Pick out each line in the items below that contains the word "preparation", and copy those lines.

· · · · · · ·

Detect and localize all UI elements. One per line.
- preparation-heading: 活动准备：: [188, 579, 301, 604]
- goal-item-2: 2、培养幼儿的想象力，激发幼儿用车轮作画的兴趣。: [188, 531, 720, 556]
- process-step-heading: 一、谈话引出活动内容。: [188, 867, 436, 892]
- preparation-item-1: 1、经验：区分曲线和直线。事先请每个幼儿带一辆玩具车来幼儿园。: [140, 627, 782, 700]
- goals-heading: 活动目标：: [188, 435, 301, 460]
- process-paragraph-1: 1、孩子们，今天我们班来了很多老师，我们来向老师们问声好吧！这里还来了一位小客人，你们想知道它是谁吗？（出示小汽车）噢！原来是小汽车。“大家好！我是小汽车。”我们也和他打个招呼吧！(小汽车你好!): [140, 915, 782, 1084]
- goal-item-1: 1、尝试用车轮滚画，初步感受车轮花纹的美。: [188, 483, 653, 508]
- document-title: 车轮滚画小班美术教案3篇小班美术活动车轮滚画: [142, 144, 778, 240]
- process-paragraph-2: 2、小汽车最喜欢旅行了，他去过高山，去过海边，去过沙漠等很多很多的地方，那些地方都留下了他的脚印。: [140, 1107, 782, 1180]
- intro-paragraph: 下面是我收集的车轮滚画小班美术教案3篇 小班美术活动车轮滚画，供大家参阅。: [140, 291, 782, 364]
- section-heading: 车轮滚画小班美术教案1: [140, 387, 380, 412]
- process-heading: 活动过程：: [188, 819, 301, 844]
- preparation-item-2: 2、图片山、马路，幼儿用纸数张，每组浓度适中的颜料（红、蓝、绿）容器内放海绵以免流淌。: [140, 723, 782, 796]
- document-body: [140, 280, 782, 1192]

· · · · · · ·

§ **Finished task**
- preparation-heading: 活动准备：: [188, 579, 301, 604]
- preparation-item-1: 1、经验：区分曲线和直线。事先请每个幼儿带一辆玩具车来幼儿园。: [140, 627, 782, 700]
- preparation-item-2: 2、图片山、马路，幼儿用纸数张，每组浓度适中的颜料（红、蓝、绿）容器内放海绵以免流淌。: [140, 723, 782, 796]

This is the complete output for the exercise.